## Start RAW RECORDS
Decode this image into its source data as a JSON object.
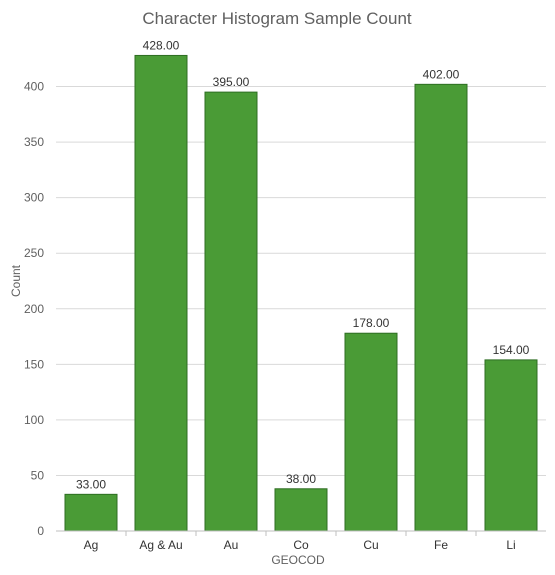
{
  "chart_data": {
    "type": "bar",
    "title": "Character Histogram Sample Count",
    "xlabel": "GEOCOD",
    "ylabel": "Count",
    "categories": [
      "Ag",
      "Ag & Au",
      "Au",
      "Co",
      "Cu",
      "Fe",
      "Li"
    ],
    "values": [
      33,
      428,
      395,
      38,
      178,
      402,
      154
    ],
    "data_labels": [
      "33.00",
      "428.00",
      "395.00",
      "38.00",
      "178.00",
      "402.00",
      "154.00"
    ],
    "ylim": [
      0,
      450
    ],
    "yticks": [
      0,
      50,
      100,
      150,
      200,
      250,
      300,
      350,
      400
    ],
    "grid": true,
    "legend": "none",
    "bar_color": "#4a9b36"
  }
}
## End RAW RECORDS
THE EXERCISE: Copy out all of the material exactly as written, without its pictures.

FULL ANSWER:
Decode this image into its source data as a JSON object.
{
  "chart_data": {
    "type": "bar",
    "title": "Character Histogram Sample Count",
    "xlabel": "GEOCOD",
    "ylabel": "Count",
    "categories": [
      "Ag",
      "Ag & Au",
      "Au",
      "Co",
      "Cu",
      "Fe",
      "Li"
    ],
    "values": [
      33,
      428,
      395,
      38,
      178,
      402,
      154
    ],
    "data_labels": [
      "33.00",
      "428.00",
      "395.00",
      "38.00",
      "178.00",
      "402.00",
      "154.00"
    ],
    "ylim": [
      0,
      450
    ],
    "yticks": [
      0,
      50,
      100,
      150,
      200,
      250,
      300,
      350,
      400
    ],
    "grid": true,
    "legend": "none",
    "bar_color": "#4a9b36"
  }
}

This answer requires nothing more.